Some records:
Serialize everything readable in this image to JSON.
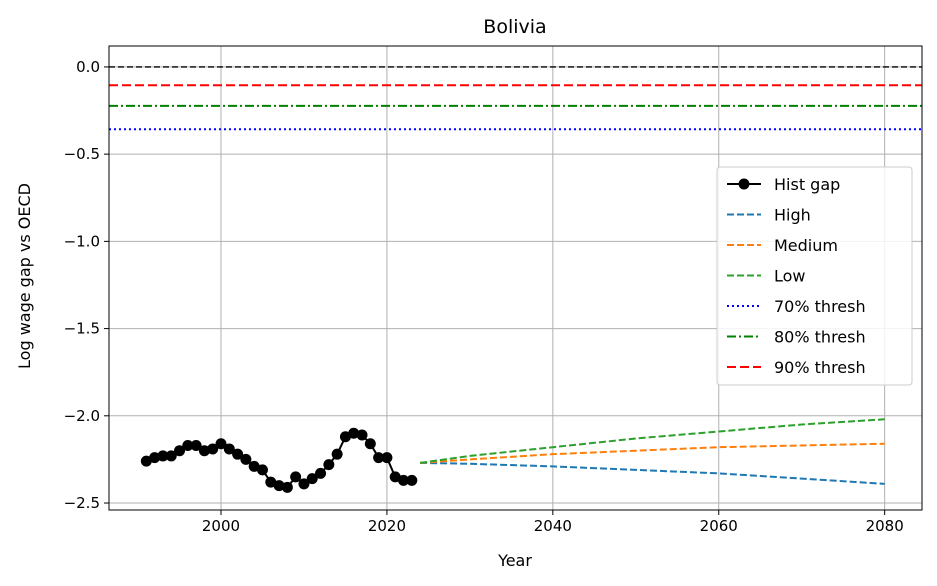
{
  "chart_data": {
    "type": "line",
    "title": "Bolivia",
    "xlabel": "Year",
    "ylabel": "Log wage gap vs OECD",
    "xlim": [
      1986.5,
      2084.5
    ],
    "ylim": [
      -2.54,
      0.12
    ],
    "xticks": [
      2000,
      2020,
      2040,
      2060,
      2080
    ],
    "yticks": [
      0.0,
      -0.5,
      -1.0,
      -1.5,
      -2.0,
      -2.5
    ],
    "xtick_labels": [
      "2000",
      "2020",
      "2040",
      "2060",
      "2080"
    ],
    "ytick_labels": [
      "0.0",
      "−0.5",
      "−1.0",
      "−1.5",
      "−2.0",
      "−2.5"
    ],
    "grid": true,
    "legend_position": "right",
    "hist": {
      "name": "Hist gap",
      "color": "#000000",
      "x": [
        1991,
        1992,
        1993,
        1994,
        1995,
        1996,
        1997,
        1998,
        1999,
        2000,
        2001,
        2002,
        2003,
        2004,
        2005,
        2006,
        2007,
        2008,
        2009,
        2010,
        2011,
        2012,
        2013,
        2014,
        2015,
        2016,
        2017,
        2018,
        2019,
        2020,
        2021,
        2022,
        2023
      ],
      "y": [
        -2.26,
        -2.24,
        -2.23,
        -2.23,
        -2.2,
        -2.17,
        -2.17,
        -2.2,
        -2.19,
        -2.16,
        -2.19,
        -2.22,
        -2.25,
        -2.29,
        -2.31,
        -2.38,
        -2.4,
        -2.41,
        -2.35,
        -2.39,
        -2.36,
        -2.33,
        -2.28,
        -2.22,
        -2.12,
        -2.1,
        -2.11,
        -2.16,
        -2.24,
        -2.24,
        -2.35,
        -2.37,
        -2.37
      ]
    },
    "series": [
      {
        "name": "High",
        "color": "#1f77b4",
        "x": [
          2024,
          2030,
          2040,
          2050,
          2060,
          2070,
          2080
        ],
        "y": [
          -2.27,
          -2.275,
          -2.29,
          -2.31,
          -2.33,
          -2.36,
          -2.39
        ]
      },
      {
        "name": "Medium",
        "color": "#ff7f0e",
        "x": [
          2024,
          2030,
          2040,
          2050,
          2060,
          2070,
          2080
        ],
        "y": [
          -2.27,
          -2.25,
          -2.22,
          -2.2,
          -2.18,
          -2.17,
          -2.16
        ]
      },
      {
        "name": "Low",
        "color": "#2ca02c",
        "x": [
          2024,
          2030,
          2040,
          2050,
          2060,
          2070,
          2080
        ],
        "y": [
          -2.27,
          -2.23,
          -2.18,
          -2.13,
          -2.09,
          -2.05,
          -2.02
        ]
      }
    ],
    "hlines": [
      {
        "name": "",
        "y": 0.0,
        "color": "#000000",
        "style": "dashed-thin"
      },
      {
        "name": "90% thresh",
        "y": -0.105,
        "color": "#ff0000",
        "style": "dashed"
      },
      {
        "name": "80% thresh",
        "y": -0.223,
        "color": "#008000",
        "style": "dashdot"
      },
      {
        "name": "70% thresh",
        "y": -0.357,
        "color": "#0000ff",
        "style": "dotted"
      }
    ],
    "legend": [
      "Hist gap",
      "High",
      "Medium",
      "Low",
      "70% thresh",
      "80% thresh",
      "90% thresh"
    ]
  }
}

SET TASK ▸ Using the listing above, pick out each line that contains the word "name", then copy it.

ANSWER TO THE PROBLEM ▸
      "name": "Hist gap",
        "name": "High",
        "name": "Medium",
        "name": "Low",
        "name": "",
        "name": "90% thresh",
        "name": "80% thresh",
        "name": "70% thresh",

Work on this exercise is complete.